● Prompt: From the entries below, copy every line where the string "name" appears.

● Records for the exercise:
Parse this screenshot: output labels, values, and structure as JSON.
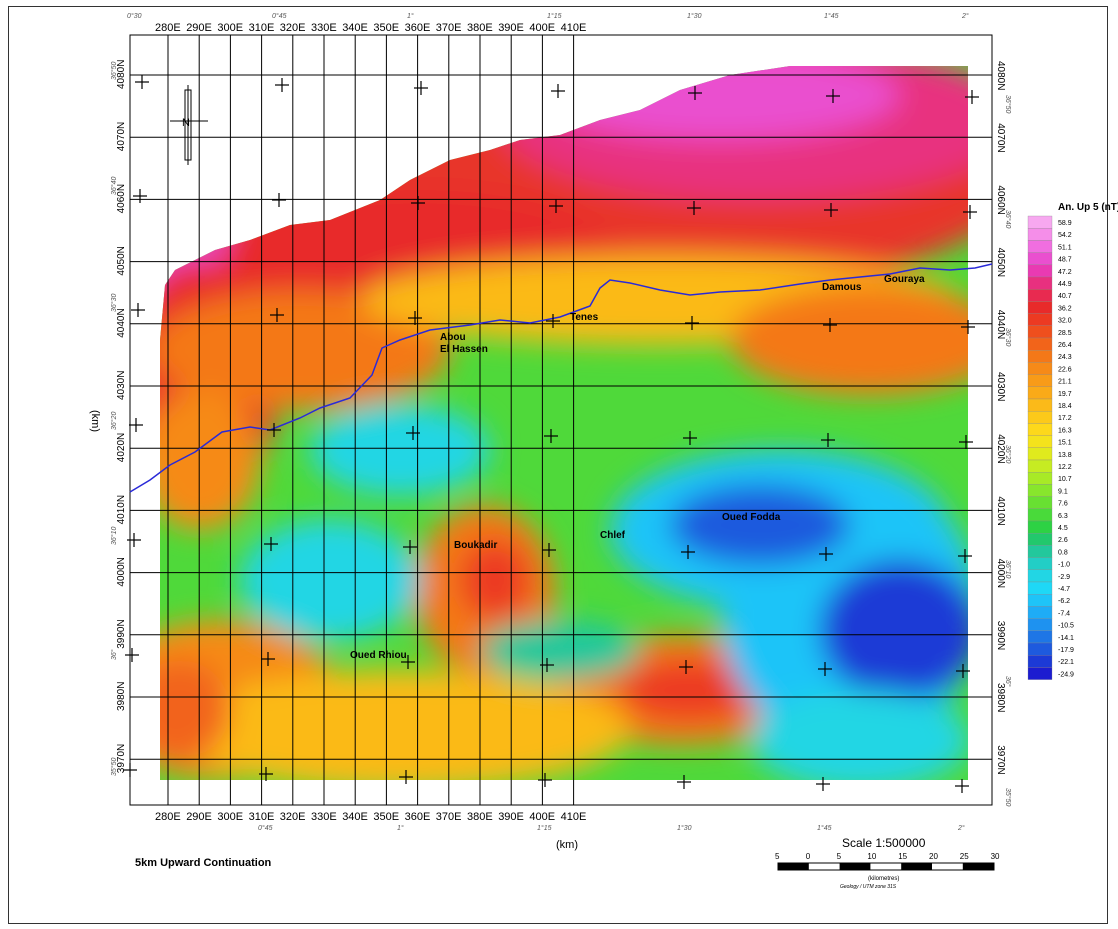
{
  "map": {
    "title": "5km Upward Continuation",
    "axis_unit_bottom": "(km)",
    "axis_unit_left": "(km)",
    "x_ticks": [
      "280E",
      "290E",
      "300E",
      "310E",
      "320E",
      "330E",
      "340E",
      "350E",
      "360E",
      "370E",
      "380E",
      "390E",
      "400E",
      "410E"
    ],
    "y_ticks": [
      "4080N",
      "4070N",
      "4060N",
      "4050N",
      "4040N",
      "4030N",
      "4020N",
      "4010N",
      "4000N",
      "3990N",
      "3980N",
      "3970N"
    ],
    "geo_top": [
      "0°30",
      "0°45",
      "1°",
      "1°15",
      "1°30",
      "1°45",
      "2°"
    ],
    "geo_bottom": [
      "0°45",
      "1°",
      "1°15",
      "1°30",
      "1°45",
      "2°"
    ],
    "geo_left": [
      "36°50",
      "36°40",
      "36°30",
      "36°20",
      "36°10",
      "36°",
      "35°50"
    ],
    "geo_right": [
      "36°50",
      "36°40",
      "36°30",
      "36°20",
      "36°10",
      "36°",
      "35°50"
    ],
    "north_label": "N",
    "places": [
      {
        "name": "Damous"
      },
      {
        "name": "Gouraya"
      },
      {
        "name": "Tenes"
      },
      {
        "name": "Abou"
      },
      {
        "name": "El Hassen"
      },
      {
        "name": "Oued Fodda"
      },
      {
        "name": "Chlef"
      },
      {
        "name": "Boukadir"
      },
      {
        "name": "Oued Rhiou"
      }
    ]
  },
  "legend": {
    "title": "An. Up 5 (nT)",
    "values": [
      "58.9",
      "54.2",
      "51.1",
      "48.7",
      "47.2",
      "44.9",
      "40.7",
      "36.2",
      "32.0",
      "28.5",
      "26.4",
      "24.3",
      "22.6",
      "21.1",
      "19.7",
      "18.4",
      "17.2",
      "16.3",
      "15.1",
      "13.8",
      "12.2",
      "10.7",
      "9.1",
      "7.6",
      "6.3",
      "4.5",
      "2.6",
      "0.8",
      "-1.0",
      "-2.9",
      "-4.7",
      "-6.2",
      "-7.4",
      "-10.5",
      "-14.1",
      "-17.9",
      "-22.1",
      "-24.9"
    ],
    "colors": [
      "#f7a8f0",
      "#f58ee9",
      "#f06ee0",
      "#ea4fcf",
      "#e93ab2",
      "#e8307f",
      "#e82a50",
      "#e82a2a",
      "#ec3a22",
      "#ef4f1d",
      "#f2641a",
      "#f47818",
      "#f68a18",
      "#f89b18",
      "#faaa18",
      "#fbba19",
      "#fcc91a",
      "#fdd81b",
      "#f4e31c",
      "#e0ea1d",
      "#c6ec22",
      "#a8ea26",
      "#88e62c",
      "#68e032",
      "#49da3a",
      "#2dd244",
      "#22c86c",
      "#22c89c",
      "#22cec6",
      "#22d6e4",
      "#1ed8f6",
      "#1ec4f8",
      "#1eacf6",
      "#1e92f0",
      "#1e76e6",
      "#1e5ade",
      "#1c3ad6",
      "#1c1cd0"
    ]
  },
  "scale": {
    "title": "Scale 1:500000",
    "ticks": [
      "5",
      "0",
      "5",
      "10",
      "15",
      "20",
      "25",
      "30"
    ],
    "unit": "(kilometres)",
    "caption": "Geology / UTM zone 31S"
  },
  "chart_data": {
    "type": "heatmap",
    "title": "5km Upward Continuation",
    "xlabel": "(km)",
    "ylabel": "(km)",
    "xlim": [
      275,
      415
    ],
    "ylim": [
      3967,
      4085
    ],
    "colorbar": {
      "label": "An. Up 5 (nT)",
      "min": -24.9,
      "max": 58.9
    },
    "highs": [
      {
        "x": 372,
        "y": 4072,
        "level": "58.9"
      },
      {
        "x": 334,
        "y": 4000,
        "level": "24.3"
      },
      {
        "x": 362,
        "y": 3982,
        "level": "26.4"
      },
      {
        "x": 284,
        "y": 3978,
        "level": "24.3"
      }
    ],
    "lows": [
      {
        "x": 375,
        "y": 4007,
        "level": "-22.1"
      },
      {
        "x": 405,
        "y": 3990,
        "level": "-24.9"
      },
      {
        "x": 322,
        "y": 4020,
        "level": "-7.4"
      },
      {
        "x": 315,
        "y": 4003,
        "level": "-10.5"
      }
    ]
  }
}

* * *

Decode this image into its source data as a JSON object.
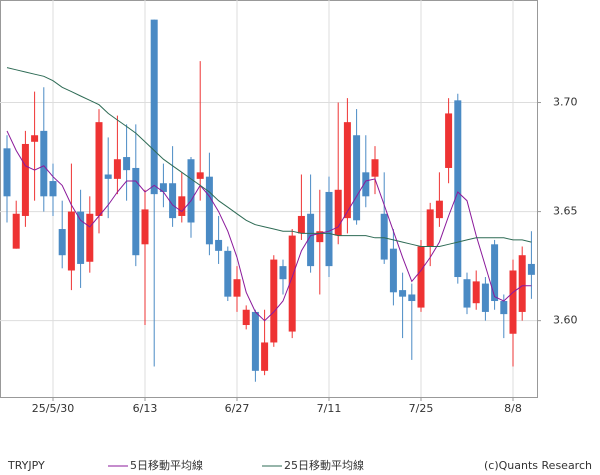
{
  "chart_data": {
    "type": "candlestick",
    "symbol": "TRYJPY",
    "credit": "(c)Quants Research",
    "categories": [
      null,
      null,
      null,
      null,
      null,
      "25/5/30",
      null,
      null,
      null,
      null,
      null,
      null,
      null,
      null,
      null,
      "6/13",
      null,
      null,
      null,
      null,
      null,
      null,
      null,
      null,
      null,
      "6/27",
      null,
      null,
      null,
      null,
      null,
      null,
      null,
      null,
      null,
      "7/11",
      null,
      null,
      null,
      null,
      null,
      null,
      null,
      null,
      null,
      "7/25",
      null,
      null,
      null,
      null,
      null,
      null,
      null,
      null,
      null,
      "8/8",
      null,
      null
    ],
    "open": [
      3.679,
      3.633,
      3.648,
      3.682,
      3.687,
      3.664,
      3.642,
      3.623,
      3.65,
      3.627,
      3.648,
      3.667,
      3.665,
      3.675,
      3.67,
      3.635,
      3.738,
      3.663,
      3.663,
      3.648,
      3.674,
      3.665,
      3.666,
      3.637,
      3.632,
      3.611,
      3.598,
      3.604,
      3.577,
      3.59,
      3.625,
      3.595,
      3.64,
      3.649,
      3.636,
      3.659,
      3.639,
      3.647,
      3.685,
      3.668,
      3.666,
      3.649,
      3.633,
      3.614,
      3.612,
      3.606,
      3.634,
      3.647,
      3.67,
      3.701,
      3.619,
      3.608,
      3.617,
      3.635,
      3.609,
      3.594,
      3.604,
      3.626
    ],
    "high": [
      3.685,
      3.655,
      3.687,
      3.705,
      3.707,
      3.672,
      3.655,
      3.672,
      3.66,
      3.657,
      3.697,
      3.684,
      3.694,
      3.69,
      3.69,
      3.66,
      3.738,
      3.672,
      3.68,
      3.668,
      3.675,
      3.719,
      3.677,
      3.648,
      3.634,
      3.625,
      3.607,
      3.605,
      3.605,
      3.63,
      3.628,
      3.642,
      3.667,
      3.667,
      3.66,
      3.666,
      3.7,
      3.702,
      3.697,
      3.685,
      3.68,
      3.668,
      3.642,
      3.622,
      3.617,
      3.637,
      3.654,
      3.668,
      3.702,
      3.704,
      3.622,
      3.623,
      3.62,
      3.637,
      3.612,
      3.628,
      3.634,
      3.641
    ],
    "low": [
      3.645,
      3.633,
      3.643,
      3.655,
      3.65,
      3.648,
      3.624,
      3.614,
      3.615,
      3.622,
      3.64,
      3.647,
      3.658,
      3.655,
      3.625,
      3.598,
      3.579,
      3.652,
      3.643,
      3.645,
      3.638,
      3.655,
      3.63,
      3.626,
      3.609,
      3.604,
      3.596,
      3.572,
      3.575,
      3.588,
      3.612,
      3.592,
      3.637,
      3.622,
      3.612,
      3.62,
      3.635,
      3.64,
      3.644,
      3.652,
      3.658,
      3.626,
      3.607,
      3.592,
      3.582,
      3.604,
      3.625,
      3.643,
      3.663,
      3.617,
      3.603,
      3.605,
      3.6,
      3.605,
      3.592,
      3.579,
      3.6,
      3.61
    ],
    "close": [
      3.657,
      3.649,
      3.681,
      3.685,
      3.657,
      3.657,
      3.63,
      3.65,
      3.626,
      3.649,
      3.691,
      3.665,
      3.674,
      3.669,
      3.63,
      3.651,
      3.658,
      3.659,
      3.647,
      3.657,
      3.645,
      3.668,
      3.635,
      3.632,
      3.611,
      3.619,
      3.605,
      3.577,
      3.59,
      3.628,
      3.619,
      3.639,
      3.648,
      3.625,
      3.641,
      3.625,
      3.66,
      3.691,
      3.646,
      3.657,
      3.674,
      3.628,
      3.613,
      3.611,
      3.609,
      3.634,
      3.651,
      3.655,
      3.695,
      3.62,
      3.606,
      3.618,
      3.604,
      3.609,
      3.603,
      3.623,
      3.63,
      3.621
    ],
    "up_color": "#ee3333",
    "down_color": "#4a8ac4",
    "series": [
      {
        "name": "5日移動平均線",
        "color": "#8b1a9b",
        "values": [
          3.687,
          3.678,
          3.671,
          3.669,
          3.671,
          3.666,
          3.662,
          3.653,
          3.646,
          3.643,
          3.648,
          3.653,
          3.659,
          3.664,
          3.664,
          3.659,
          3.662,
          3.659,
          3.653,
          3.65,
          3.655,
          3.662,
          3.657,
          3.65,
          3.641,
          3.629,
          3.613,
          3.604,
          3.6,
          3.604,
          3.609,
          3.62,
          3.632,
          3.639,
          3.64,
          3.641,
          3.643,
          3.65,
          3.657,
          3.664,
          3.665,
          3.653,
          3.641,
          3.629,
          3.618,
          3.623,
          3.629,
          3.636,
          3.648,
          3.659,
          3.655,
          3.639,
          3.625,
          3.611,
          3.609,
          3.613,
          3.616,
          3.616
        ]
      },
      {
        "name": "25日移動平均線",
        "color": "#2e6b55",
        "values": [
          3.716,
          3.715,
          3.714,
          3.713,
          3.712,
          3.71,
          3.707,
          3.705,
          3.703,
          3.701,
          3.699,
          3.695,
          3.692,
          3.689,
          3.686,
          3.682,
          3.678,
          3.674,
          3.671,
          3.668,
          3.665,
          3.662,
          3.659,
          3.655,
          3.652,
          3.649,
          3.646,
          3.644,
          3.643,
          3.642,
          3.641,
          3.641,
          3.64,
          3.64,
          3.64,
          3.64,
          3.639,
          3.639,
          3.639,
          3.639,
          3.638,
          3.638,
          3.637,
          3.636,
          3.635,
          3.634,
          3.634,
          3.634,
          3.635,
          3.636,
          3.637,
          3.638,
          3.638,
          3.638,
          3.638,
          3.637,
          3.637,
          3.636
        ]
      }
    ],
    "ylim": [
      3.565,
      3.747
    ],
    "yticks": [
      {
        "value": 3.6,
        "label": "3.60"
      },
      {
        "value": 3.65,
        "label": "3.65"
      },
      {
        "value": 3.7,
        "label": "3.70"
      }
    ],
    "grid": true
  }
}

--

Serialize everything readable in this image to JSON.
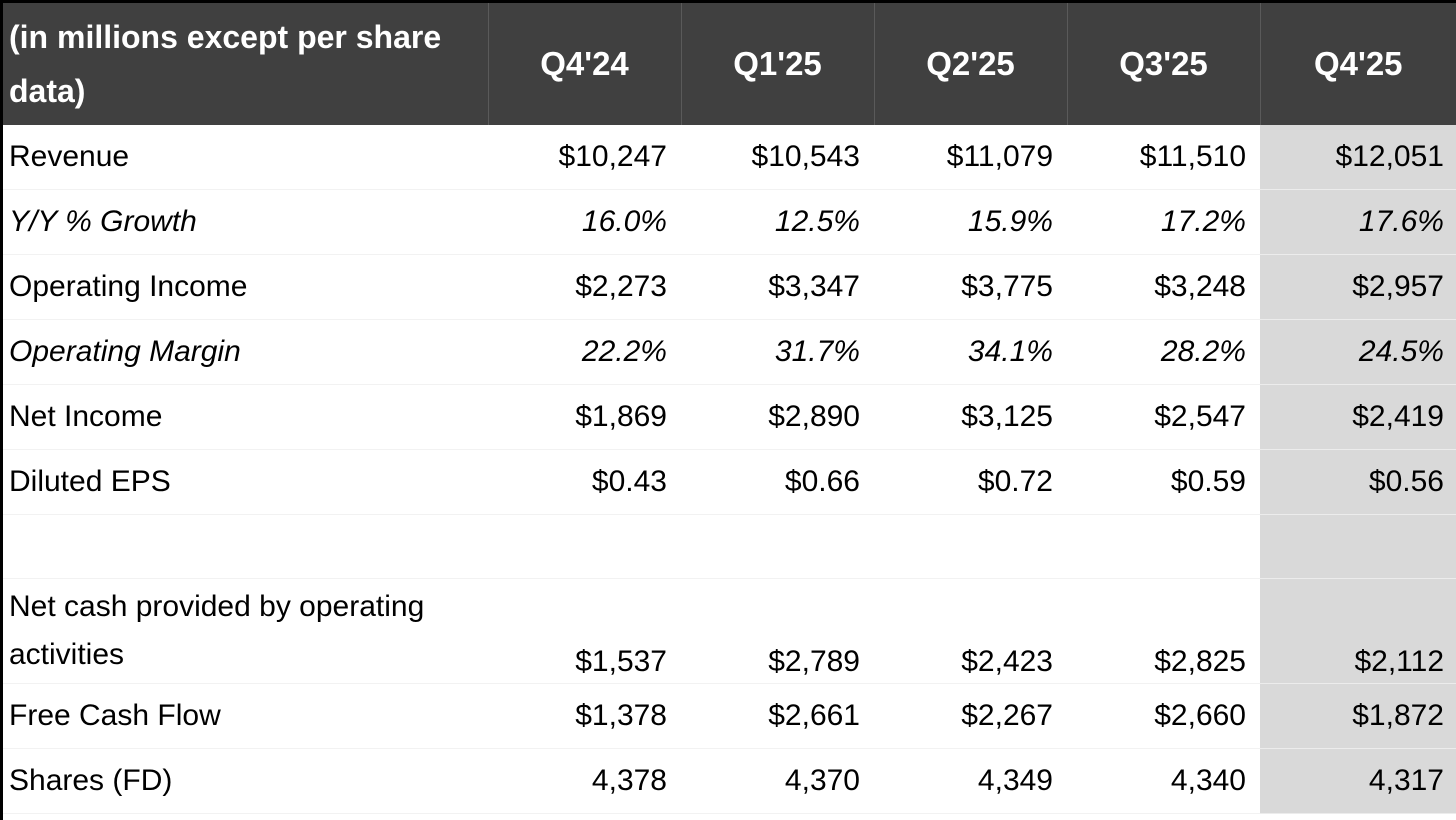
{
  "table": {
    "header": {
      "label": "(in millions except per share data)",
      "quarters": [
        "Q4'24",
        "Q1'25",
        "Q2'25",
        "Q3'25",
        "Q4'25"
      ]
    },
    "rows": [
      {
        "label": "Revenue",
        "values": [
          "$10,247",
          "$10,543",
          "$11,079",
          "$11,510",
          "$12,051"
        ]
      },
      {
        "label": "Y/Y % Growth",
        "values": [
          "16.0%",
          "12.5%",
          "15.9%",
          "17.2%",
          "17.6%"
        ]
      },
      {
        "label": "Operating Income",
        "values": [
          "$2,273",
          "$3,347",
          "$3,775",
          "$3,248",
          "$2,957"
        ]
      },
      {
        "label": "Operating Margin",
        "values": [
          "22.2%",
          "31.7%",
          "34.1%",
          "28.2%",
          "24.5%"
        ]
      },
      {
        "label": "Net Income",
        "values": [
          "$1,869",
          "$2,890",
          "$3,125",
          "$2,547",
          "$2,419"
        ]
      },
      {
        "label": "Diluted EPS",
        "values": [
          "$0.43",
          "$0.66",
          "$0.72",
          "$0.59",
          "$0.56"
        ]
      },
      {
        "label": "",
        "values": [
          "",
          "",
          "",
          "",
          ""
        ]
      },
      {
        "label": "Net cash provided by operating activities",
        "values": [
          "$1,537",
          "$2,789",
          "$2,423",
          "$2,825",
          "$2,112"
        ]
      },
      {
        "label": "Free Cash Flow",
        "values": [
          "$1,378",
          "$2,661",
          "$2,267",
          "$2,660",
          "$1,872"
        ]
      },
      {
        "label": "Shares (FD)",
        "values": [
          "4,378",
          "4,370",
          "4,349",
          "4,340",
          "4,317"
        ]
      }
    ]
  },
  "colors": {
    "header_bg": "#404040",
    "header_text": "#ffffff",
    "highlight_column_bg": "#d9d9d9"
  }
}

● Written solution:
        "name": "Damous"
        "name": "Gouraya"
        "name": "Tenes"
        "name": "Abou"
        "name": "El Hassen"
        "name": "Oued Fodda"
        "name": "Chlef"
        "name": "Boukadir"
        "name": "Oued Rhiou"
        "name": "5日移動平均線",
        "name": "25日移動平均線",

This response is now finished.